── SELECTED TEXT

Shiloh (; Hebrew: šīlō  or šīlōh ) is a figure mentioned in the Hebrew Bible in Genesis 49:10 as part of the benediction given by Jacob to his son Judah. Jacob states that "the sceptre will not depart from Judah... until Shiloh comes...".

Versions and translations
The Latin Vulgate translates the word as "he ... that is to be sent" (Latin: donec veniate qui mittendum est), which would be the equivalent of the Hebrew shaluach (, "messenger"), indicating a possible corruption of the text (on either side). The Peshitta has "the one to whom [it] belongs" Similarly, the Septuagint translates the word to "the things stored up for him".

Some English translations retain the word "Shiloh", either as a title ("until Shiloh come," King James Version) or as a place name ("as long as men come to Shiloh," JPS Tanakh). Other translations render the whole phrase in English, yielding "until he comes to whom it belongs" (Revised Standard Version), "until tribute comes to him" (English Standard Version) or "until He whose right it is comes" (Holman Christian Standard Bible).

Interpretation

The reference to sceptre and the Tribe of Judah has led many people to view this verse as a Messianic prophecy.  mentions the lion of Judah that also is recalled in the Latin Exorcism against Satan and the apostate angels. In the exorcism, Jesus the Lord is prayed as follows: "Vícit Leo de tríbu Júda, rádix Dávid" (The Lion of the tribe of Judah, the root of David hath conquered). The verse explains Genesis 49.9-10 while indicating Christ as the Good Shepherd, preceded by the sceptre of His ancestor king David and by the law-giver of Moses.

This interpretation goes back at least as far as the Targum Onkelos in the first century AD, and was indeed interpreted to be the promised Messiah in most traditional Jewish thoughts and writings.

Among Christians, "Shiloh" is seen as a reference to Jesus, whom they believe to have fulfilled the earlier prophecies of the Torah, although the word itself is not specifically mentioned in the New Testament, although some have connected it to the Pool of Siloam, referred to in the story of the healing of the man born blind. However, Genesis 49:10 became a major messianic text appealed to by the early Church Fathers. The Christian messianic interpretation is found in the capitalisation of the pronoun "He" in the Holman Christian Standard Bible ("until He whose right it is comes").

────
── ENTRIES SUPPLIED

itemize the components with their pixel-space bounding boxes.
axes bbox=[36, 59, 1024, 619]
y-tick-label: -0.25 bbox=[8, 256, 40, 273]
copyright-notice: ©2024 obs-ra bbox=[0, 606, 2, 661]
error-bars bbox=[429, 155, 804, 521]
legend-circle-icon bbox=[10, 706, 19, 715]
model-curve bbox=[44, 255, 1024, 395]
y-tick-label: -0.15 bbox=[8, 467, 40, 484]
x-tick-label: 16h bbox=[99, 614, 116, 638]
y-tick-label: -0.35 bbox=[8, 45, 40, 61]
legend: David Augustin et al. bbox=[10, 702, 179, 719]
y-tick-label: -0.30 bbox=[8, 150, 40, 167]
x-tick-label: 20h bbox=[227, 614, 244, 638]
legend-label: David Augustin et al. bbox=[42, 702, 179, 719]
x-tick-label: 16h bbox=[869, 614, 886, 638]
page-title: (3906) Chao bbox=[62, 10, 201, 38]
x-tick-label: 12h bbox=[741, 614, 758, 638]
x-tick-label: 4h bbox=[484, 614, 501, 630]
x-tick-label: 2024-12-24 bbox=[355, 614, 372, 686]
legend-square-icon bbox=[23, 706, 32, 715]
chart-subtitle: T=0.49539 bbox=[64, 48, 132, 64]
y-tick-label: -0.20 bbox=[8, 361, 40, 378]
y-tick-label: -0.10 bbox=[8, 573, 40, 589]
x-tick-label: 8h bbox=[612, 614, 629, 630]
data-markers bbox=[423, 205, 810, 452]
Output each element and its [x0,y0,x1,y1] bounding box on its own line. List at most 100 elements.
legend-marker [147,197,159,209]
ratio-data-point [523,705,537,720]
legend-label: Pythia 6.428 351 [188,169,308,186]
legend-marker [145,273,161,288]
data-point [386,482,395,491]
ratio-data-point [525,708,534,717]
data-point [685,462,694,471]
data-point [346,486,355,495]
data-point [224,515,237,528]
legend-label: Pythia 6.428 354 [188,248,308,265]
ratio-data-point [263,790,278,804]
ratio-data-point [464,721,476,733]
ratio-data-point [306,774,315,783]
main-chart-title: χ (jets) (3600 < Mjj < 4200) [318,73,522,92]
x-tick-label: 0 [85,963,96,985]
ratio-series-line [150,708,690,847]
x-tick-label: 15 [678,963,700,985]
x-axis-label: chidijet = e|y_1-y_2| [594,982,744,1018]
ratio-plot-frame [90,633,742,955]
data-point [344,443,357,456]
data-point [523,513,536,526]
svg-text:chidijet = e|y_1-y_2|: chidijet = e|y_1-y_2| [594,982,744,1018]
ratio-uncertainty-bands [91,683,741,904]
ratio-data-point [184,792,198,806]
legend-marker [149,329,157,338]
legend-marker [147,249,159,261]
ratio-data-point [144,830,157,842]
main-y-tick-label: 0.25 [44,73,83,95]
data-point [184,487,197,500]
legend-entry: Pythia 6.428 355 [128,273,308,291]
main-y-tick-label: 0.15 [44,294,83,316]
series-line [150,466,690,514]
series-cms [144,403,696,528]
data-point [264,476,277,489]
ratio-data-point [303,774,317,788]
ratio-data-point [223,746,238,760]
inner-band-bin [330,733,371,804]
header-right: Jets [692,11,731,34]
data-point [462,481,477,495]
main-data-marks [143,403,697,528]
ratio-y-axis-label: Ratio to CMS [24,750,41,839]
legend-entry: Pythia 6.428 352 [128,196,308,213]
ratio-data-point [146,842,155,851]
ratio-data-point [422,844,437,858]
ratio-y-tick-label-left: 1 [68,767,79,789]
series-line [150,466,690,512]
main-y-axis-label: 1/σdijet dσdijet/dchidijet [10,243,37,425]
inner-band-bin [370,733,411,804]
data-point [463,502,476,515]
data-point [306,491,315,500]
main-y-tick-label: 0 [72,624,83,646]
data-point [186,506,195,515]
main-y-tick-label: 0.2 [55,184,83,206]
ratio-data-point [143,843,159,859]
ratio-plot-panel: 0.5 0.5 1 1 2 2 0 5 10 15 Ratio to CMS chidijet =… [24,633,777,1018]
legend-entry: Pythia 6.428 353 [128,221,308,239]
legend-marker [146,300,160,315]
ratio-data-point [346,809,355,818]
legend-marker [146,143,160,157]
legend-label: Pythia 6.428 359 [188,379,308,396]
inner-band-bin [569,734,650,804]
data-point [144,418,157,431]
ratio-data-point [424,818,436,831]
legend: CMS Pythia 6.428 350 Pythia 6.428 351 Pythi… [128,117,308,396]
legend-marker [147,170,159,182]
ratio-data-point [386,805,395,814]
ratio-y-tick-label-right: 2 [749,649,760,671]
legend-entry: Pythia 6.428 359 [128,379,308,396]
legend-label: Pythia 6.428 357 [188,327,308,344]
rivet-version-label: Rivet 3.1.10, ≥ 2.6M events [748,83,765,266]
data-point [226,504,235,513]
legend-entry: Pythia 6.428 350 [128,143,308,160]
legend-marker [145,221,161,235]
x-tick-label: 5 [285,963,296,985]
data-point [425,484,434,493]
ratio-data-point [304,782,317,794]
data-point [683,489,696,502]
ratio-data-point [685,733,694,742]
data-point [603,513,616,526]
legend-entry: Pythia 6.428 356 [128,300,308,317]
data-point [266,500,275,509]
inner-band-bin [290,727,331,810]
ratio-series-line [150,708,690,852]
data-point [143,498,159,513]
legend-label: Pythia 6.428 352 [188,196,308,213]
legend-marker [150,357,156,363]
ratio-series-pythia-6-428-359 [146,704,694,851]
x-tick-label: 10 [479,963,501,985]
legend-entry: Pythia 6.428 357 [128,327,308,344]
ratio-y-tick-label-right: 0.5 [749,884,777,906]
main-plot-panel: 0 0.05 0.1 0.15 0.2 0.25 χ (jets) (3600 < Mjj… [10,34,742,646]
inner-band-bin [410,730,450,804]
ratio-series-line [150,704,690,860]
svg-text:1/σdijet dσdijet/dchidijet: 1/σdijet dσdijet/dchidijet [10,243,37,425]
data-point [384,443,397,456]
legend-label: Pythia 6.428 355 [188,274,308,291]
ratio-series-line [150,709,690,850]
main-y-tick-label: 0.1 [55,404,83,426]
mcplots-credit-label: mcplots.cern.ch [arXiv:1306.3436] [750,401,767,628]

────

YOUR TASKS:
[a] In the passage on Shiloh, what does the Septuagint render the word as?
[b] Name every English Bible translation cited in the passage on Shiloh.
[c] Carry on the passage on Shiloh from its final sentence.
This listing comes from a source other than the passage on Shiloh.

ANSWERS FOR THE TASKS:
[a] The Septuagint renders it as "the things stored up for him."

[b] King James Version, JPS Tanakh, Revised Standard Version, English Standard Version, Holman Christian Standard Bible

[c]
Some Christian scholars, however, have pointed out that the rendering of the text labors under the difficulty that Shiloh is not found as a personal name in the Old Testament. Other interpretations from analysts have translated the term to indicating "the name of a place, not a person", although they also conclude that this is less likely overall.

Latter Day Saint movement 
In the Church of Jesus Christ of Latter-day Saints and according Joseph Smith Jr. "Shiloh" is a name of the messiah Jesus Christ.

In one of the sacred books of the Church of Christ with the Elijah Message called The Word of the Lord or The Word of the Lord Brought to Mankind by an Angel God says that "Shiloh" is one of his names along with "Jehovah", "Jesus Christ" and others.

Islamic interpretation 

Al-Hakim bi-Amr Allah (985-1021), the fourth Fatimid Caliph and 16th Imam according to the Ismaili tradition, was held to be the Shiloh Messiah figure referred to in Genesis. Hamid al-Din al-Kirmani (d. 1026), as well as the various contemporary Ministers (Da'is) of al-Hakim who eventually founded the Druze community, propagated this view and denied that Jesus was the one concerned by the reference since Jesus was not a king (rejecting the His regal genealogy).

According to al-Samawal al-Maghribi in his Ifḥām al-Yahūd, the Shiloh mentioned in Genesis 49:10 is none other than Jesus the son of Mary.

Shiloh has been interpreted as referring to Muhammad with a special concern to Quran 3:81.

See also
 Messiah in Judaism
 Shiloh (biblical city)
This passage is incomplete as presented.